- REQUEST -
Any pictures in the records below should be skipped; write out everything else exactly.

Collected data entries:
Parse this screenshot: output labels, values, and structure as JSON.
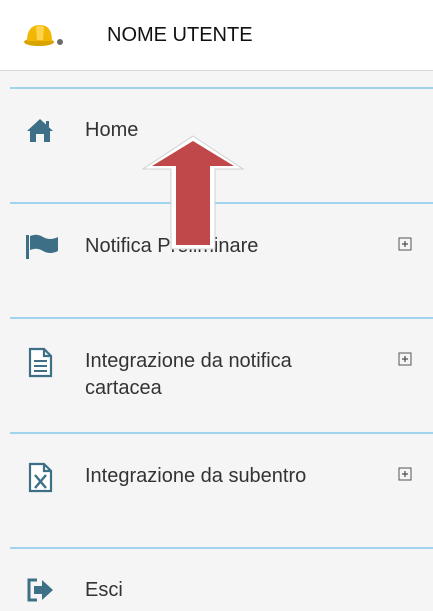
{
  "header": {
    "avatar_icon": "hardhat-user-icon",
    "username": "NOME UTENTE"
  },
  "menu": {
    "items": [
      {
        "icon": "home-icon",
        "label": "Home",
        "expandable": false
      },
      {
        "icon": "flag-icon",
        "label": "Notifica Preliminare",
        "expandable": true
      },
      {
        "icon": "document-icon",
        "label": "Integrazione da notifica\ncartacea",
        "expandable": true
      },
      {
        "icon": "excel-document-icon",
        "label": "Integrazione da subentro",
        "expandable": true
      },
      {
        "icon": "exit-icon",
        "label": "Esci",
        "expandable": false
      }
    ],
    "expand_icon": "plus-box-icon"
  },
  "annotation": {
    "icon": "up-arrow-icon",
    "color": "#c0474a"
  },
  "colors": {
    "accent": "#3d6f86",
    "separator": "#9fd4ee",
    "menu_bg": "#f5f5f5"
  }
}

- FINISHED ANSWER -
Parse this screenshot: output labels, values, and structure as JSON.
{
  "header": {
    "avatar_icon": "hardhat-user-icon",
    "username": "NOME UTENTE"
  },
  "menu": {
    "items": [
      {
        "icon": "home-icon",
        "label": "Home",
        "expandable": false
      },
      {
        "icon": "flag-icon",
        "label": "Notifica Preliminare",
        "expandable": true
      },
      {
        "icon": "document-icon",
        "label": "Integrazione da notifica\ncartacea",
        "expandable": true
      },
      {
        "icon": "excel-document-icon",
        "label": "Integrazione da subentro",
        "expandable": true
      },
      {
        "icon": "exit-icon",
        "label": "Esci",
        "expandable": false
      }
    ],
    "expand_icon": "plus-box-icon"
  },
  "annotation": {
    "icon": "up-arrow-icon",
    "color": "#c0474a"
  },
  "colors": {
    "accent": "#3d6f86",
    "separator": "#9fd4ee",
    "menu_bg": "#f5f5f5"
  }
}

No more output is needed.